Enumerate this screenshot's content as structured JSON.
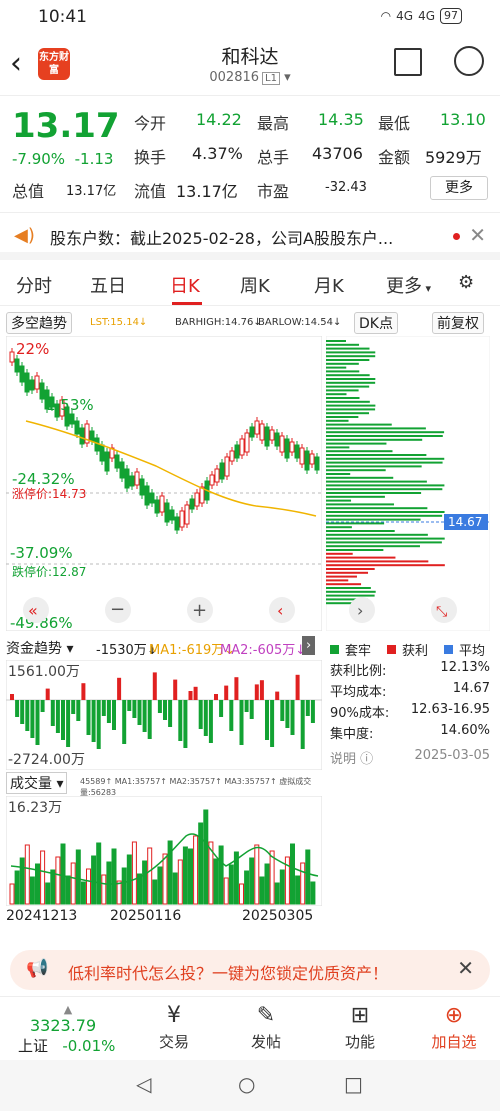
{
  "status": {
    "time": "10:41",
    "signal1": "4G",
    "signal2": "4G",
    "battery": "97"
  },
  "header": {
    "logo": "东方财富",
    "name": "和科达",
    "code": "002816",
    "market": "L1"
  },
  "quote": {
    "price": "13.17",
    "pct": "-7.90%",
    "change": "-1.13",
    "open_label": "今开",
    "open": "14.22",
    "high_label": "最高",
    "high": "14.35",
    "low_label": "最低",
    "low": "13.10",
    "turnover_label": "换手",
    "turnover": "4.37%",
    "volume_label": "总手",
    "volume": "43706",
    "amount_label": "金额",
    "amount": "5929万",
    "mcap_label": "总值",
    "mcap": "13.17亿",
    "float_label": "流值",
    "float": "13.17亿",
    "pe_label": "市盈",
    "pe": "-32.43",
    "more": "更多"
  },
  "notice": {
    "text": "股东户数：截止2025-02-28，公司A股股东户..."
  },
  "tabs": [
    "分时",
    "五日",
    "日K",
    "周K",
    "月K",
    "更多"
  ],
  "active_tab": "日K",
  "kline": {
    "indicator": "多空趋势",
    "lst": "LST:15.14↓",
    "barhigh": "BARHIGH:14.76↓",
    "barlow": "BARLOW:14.54↓",
    "dk_button": "DK点",
    "adjust_button": "前复权",
    "pct_labels": [
      "22%",
      "1.53%",
      "-24.32%",
      "-37.09%",
      "-49.86%"
    ],
    "limit_up": "涨停价:14.73",
    "limit_down": "跌停价:12.87",
    "price_tag": "14.67"
  },
  "chip_legend": {
    "trapped": "套牢",
    "profit": "获利",
    "avg": "平均"
  },
  "chip_stats": {
    "rows": [
      {
        "label": "获利比例:",
        "value": "12.13%"
      },
      {
        "label": "平均成本:",
        "value": "14.67"
      },
      {
        "label": "90%成本:",
        "value": "12.63-16.95"
      },
      {
        "label": "集中度:",
        "value": "14.60%"
      }
    ],
    "note": "说明",
    "date": "2025-03-05"
  },
  "fund": {
    "indicator": "资金趋势",
    "value": "-1530万↓",
    "ma1": "MA1:-619万↓",
    "ma2": "MA2:-605万↓",
    "top": "1561.00万",
    "bottom": "-2724.00万"
  },
  "vol": {
    "indicator": "成交量",
    "line": "45589↑ MA1:35757↑ MA2:35757↑ MA3:35757↑ 虚拟成交量:56283",
    "top": "16.23万"
  },
  "dates": [
    "20241213",
    "20250116",
    "20250305"
  ],
  "ad": {
    "text": "低利率时代怎么投？一键为您锁定优质资产！"
  },
  "bottom": {
    "index_value": "3323.79",
    "index_name": "上证",
    "index_pct": "-0.01%",
    "items": [
      {
        "label": "交易",
        "icon": "yuan-icon"
      },
      {
        "label": "发帖",
        "icon": "edit-icon"
      },
      {
        "label": "功能",
        "icon": "grid-icon"
      },
      {
        "label": "加自选",
        "icon": "plus-circle-icon"
      }
    ]
  },
  "colors": {
    "up": "#e02020",
    "down": "#12a233",
    "accent": "#e64020"
  }
}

__Exercise instructions__:
Transcribe each entry precisely as given, leaving the pictures out.

__Response to this task__:
Enumerate this screenshot's content as structured JSON.
{
  "status": {
    "time": "10:41",
    "signal1": "4G",
    "signal2": "4G",
    "battery": "97"
  },
  "header": {
    "logo": "东方财富",
    "name": "和科达",
    "code": "002816",
    "market": "L1"
  },
  "quote": {
    "price": "13.17",
    "pct": "-7.90%",
    "change": "-1.13",
    "open_label": "今开",
    "open": "14.22",
    "high_label": "最高",
    "high": "14.35",
    "low_label": "最低",
    "low": "13.10",
    "turnover_label": "换手",
    "turnover": "4.37%",
    "volume_label": "总手",
    "volume": "43706",
    "amount_label": "金额",
    "amount": "5929万",
    "mcap_label": "总值",
    "mcap": "13.17亿",
    "float_label": "流值",
    "float": "13.17亿",
    "pe_label": "市盈",
    "pe": "-32.43",
    "more": "更多"
  },
  "notice": {
    "text": "股东户数：截止2025-02-28，公司A股股东户..."
  },
  "tabs": [
    "分时",
    "五日",
    "日K",
    "周K",
    "月K",
    "更多"
  ],
  "active_tab": "日K",
  "kline": {
    "indicator": "多空趋势",
    "lst": "LST:15.14↓",
    "barhigh": "BARHIGH:14.76↓",
    "barlow": "BARLOW:14.54↓",
    "dk_button": "DK点",
    "adjust_button": "前复权",
    "pct_labels": [
      "22%",
      "1.53%",
      "-24.32%",
      "-37.09%",
      "-49.86%"
    ],
    "limit_up": "涨停价:14.73",
    "limit_down": "跌停价:12.87",
    "price_tag": "14.67"
  },
  "chip_legend": {
    "trapped": "套牢",
    "profit": "获利",
    "avg": "平均"
  },
  "chip_stats": {
    "rows": [
      {
        "label": "获利比例:",
        "value": "12.13%"
      },
      {
        "label": "平均成本:",
        "value": "14.67"
      },
      {
        "label": "90%成本:",
        "value": "12.63-16.95"
      },
      {
        "label": "集中度:",
        "value": "14.60%"
      }
    ],
    "note": "说明",
    "date": "2025-03-05"
  },
  "fund": {
    "indicator": "资金趋势",
    "value": "-1530万↓",
    "ma1": "MA1:-619万↓",
    "ma2": "MA2:-605万↓",
    "top": "1561.00万",
    "bottom": "-2724.00万"
  },
  "vol": {
    "indicator": "成交量",
    "line": "45589↑ MA1:35757↑ MA2:35757↑ MA3:35757↑ 虚拟成交量:56283",
    "top": "16.23万"
  },
  "dates": [
    "20241213",
    "20250116",
    "20250305"
  ],
  "ad": {
    "text": "低利率时代怎么投？一键为您锁定优质资产！"
  },
  "bottom": {
    "index_value": "3323.79",
    "index_name": "上证",
    "index_pct": "-0.01%",
    "items": [
      {
        "label": "交易",
        "icon": "yuan-icon"
      },
      {
        "label": "发帖",
        "icon": "edit-icon"
      },
      {
        "label": "功能",
        "icon": "grid-icon"
      },
      {
        "label": "加自选",
        "icon": "plus-circle-icon"
      }
    ]
  },
  "colors": {
    "up": "#e02020",
    "down": "#12a233",
    "accent": "#e64020"
  }
}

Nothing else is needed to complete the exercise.